- _What to do_
Copy each line below that includes "próxima".

— Start Given information —

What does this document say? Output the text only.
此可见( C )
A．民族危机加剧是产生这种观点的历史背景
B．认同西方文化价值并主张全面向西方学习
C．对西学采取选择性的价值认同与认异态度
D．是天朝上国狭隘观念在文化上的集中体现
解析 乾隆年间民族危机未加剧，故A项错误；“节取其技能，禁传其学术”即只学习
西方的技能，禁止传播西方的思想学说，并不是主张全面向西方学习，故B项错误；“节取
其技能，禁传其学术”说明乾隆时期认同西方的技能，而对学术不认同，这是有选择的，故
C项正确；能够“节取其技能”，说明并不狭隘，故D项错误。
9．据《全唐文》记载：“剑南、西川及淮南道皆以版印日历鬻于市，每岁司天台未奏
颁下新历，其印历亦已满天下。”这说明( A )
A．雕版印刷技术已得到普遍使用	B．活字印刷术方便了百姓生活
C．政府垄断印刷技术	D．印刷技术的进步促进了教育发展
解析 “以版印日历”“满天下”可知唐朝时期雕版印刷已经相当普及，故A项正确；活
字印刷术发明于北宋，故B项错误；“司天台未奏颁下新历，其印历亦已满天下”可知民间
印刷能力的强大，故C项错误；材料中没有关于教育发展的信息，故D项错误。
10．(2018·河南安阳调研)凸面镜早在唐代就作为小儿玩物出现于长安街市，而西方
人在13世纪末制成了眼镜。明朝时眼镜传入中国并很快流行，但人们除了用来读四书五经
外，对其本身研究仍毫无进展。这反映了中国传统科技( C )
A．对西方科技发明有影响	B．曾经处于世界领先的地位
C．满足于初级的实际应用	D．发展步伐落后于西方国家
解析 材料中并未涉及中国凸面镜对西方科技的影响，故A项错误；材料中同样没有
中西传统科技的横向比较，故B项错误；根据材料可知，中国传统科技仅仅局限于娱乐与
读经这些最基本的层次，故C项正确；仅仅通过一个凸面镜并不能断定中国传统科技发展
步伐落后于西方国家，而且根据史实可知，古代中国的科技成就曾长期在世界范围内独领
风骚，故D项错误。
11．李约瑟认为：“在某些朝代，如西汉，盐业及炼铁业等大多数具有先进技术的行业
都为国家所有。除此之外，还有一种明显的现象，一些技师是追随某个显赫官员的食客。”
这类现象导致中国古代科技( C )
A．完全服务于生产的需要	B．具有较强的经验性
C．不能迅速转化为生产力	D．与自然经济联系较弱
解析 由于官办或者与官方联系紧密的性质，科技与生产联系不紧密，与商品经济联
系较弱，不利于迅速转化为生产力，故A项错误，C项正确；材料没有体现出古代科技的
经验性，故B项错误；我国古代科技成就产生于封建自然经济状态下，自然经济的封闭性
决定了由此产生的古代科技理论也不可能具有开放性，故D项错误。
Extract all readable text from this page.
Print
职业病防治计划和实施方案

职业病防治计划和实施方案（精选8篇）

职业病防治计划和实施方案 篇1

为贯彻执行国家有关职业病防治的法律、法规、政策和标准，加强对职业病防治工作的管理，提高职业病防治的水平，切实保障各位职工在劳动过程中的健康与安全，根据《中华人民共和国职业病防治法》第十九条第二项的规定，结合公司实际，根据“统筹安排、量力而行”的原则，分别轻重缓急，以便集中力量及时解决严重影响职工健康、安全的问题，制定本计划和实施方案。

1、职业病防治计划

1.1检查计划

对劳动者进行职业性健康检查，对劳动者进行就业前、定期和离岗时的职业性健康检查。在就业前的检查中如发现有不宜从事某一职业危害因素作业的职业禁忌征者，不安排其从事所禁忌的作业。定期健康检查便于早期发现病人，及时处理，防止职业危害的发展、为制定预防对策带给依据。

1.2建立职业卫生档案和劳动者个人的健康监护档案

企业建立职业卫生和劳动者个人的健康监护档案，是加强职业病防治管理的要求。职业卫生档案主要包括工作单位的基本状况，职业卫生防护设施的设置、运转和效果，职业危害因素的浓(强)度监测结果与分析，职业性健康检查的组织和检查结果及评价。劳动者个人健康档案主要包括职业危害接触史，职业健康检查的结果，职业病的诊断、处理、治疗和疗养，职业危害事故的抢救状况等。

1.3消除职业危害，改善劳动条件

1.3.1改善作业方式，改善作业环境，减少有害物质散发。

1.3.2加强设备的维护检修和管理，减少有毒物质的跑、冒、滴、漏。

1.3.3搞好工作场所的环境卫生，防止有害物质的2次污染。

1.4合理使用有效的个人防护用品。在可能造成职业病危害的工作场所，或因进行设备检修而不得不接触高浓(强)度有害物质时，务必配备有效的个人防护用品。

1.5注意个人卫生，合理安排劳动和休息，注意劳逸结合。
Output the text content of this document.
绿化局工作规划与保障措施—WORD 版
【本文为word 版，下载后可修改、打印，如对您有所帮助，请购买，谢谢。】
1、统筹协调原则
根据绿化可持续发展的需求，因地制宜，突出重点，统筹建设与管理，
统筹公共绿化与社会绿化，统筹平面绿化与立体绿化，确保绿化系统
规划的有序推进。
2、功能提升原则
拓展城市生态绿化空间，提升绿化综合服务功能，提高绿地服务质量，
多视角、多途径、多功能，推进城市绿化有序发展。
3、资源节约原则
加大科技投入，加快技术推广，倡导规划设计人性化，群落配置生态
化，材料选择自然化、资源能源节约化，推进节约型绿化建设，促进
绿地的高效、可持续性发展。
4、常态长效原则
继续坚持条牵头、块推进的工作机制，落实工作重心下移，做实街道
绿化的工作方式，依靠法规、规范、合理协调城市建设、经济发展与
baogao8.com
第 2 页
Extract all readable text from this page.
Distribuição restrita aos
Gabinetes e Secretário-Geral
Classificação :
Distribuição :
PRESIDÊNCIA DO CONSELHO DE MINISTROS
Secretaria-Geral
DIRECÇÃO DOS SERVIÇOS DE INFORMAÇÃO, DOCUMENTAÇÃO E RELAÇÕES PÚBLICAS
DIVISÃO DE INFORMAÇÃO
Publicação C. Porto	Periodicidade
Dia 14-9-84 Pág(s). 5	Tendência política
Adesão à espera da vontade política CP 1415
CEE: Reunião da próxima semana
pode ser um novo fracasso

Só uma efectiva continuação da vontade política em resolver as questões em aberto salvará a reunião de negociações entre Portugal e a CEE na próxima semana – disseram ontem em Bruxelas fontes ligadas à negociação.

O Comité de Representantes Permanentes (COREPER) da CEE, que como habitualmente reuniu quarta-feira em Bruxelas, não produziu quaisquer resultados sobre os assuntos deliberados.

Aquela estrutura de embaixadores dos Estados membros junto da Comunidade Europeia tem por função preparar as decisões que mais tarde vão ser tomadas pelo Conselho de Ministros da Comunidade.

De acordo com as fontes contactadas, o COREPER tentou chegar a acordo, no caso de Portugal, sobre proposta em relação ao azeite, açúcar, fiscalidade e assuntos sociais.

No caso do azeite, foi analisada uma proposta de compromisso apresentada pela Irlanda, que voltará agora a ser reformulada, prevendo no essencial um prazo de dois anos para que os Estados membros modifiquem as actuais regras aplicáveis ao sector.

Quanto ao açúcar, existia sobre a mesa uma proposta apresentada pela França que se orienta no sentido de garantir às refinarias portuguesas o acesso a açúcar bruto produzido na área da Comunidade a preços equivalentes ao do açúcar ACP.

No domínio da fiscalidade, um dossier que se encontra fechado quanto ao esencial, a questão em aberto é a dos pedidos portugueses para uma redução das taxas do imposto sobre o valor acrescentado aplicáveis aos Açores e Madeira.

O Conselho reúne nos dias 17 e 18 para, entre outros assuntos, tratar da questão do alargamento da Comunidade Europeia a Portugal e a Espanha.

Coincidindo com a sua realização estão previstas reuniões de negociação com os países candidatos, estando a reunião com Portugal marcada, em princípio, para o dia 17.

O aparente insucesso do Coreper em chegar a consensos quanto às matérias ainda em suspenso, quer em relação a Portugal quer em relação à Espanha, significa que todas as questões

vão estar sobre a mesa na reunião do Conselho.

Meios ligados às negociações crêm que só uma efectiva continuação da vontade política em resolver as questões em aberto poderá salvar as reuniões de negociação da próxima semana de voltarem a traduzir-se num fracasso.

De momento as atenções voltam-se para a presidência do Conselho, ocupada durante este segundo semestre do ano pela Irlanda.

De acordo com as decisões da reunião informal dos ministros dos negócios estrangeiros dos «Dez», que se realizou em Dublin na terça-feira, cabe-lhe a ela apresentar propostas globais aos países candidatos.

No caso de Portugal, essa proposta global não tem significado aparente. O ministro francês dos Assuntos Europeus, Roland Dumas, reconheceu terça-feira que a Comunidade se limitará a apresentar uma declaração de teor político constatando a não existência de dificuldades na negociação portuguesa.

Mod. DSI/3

— End Given information —

- _Worked solution_
CEE: Reunião da próxima semana
Só uma efectiva continuação da vontade política em resolver as questões em aberto salvará a reunião de negociações entre Portugal e a CEE na próxima semana – disseram ontem em Bruxelas fontes ligadas à negociação.
Meios ligados às negociações crêm que só uma efectiva continuação da vontade política em resolver as questões em aberto poderá salvar as reuniões de negociação da próxima semana de voltarem a traduzir-se num fracasso.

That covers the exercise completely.